The task
Exactly reproduce each line of the listing that follows.

Given information
++++++++

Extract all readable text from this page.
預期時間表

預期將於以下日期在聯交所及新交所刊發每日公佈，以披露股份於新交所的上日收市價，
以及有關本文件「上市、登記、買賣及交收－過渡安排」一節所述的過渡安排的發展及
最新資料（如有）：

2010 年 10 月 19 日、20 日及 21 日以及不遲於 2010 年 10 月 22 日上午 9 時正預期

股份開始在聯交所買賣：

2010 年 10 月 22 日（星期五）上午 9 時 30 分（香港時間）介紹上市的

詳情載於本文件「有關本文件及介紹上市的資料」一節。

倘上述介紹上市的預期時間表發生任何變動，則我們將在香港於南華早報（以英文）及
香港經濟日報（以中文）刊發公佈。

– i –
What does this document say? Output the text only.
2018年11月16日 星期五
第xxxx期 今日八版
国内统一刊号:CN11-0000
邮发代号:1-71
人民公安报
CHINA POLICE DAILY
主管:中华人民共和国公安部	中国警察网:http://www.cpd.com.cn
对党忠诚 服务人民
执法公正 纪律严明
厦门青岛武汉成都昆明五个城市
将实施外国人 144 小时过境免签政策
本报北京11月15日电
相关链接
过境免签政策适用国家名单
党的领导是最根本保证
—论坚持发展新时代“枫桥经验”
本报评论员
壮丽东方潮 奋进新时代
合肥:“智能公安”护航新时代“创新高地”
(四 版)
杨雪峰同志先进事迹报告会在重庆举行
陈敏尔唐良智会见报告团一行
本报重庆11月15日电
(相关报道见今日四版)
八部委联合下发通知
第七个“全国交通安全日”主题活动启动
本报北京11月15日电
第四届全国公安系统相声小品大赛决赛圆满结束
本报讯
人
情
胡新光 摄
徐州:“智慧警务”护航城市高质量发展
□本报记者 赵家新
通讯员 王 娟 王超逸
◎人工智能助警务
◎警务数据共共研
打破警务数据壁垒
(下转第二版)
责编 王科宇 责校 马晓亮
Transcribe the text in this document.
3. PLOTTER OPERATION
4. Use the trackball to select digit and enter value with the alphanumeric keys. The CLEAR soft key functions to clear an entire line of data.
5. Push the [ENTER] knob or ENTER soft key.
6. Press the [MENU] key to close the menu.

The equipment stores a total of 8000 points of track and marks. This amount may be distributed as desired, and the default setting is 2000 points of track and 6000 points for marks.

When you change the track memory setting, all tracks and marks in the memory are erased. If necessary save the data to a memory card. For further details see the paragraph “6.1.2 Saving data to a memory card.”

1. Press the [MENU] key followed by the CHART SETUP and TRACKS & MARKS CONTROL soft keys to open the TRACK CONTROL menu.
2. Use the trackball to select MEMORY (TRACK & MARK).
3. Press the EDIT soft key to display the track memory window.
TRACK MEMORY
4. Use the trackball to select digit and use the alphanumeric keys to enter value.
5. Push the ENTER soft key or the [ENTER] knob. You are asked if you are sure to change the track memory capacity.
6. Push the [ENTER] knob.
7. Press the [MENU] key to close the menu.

++++++++

Result
Extract all readable text from this page.
預期時間表

預期將於以下日期在聯交所及新交所刊發每日公佈，以披露股份於新交所的上日收市價，
以及有關本文件「上市、登記、買賣及交收－過渡安排」一節所述的過渡安排的發展及
最新資料（如有）：

2010 年 10 月 19 日、20 日及 21 日以及不遲於 2010 年 10 月 22 日上午 9 時正預期

股份開始在聯交所買賣：

2010 年 10 月 22 日（星期五）上午 9 時 30 分（香港時間）介紹上市的

詳情載於本文件「有關本文件及介紹上市的資料」一節。

倘上述介紹上市的預期時間表發生任何變動，則我們將在香港於南華早報（以英文）及
香港經濟日報（以中文）刊發公佈。

– i –
What does this document say? Output the text only.
2018年11月16日 星期五
第xxxx期 今日八版
国内统一刊号:CN11-0000
邮发代号:1-71
人民公安报
CHINA POLICE DAILY
主管:中华人民共和国公安部	中国警察网:http://www.cpd.com.cn
对党忠诚 服务人民
执法公正 纪律严明
厦门青岛武汉成都昆明五个城市
将实施外国人 144 小时过境免签政策
本报北京11月15日电
相关链接
过境免签政策适用国家名单
党的领导是最根本保证
—论坚持发展新时代“枫桥经验”
本报评论员
壮丽东方潮 奋进新时代
合肥:“智能公安”护航新时代“创新高地”
(四 版)
杨雪峰同志先进事迹报告会在重庆举行
陈敏尔唐良智会见报告团一行
本报重庆11月15日电
(相关报道见今日四版)
八部委联合下发通知
第七个“全国交通安全日”主题活动启动
本报北京11月15日电
第四届全国公安系统相声小品大赛决赛圆满结束
本报讯
人
情
胡新光 摄
徐州:“智慧警务”护航城市高质量发展
□本报记者 赵家新
通讯员 王 娟 王超逸
◎人工智能助警务
◎警务数据共共研
打破警务数据壁垒
(下转第二版)
责编 王科宇 责校 马晓亮
Transcribe the text in this document.
3. PLOTTER OPERATION
4. Use the trackball to select digit and enter value with the alphanumeric keys. The CLEAR soft key functions to clear an entire line of data.
5. Push the [ENTER] knob or ENTER soft key.
6. Press the [MENU] key to close the menu.

The equipment stores a total of 8000 points of track and marks. This amount may be distributed as desired, and the default setting is 2000 points of track and 6000 points for marks.

When you change the track memory setting, all tracks and marks in the memory are erased. If necessary save the data to a memory card. For further details see the paragraph “6.1.2 Saving data to a memory card.”

1. Press the [MENU] key followed by the CHART SETUP and TRACKS & MARKS CONTROL soft keys to open the TRACK CONTROL menu.
2. Use the trackball to select MEMORY (TRACK & MARK).
3. Press the EDIT soft key to display the track memory window.
TRACK MEMORY
4. Use the trackball to select digit and use the alphanumeric keys to enter value.
5. Push the ENTER soft key or the [ENTER] knob. You are asked if you are sure to change the track memory capacity.
6. Push the [ENTER] knob.
7. Press the [MENU] key to close the menu.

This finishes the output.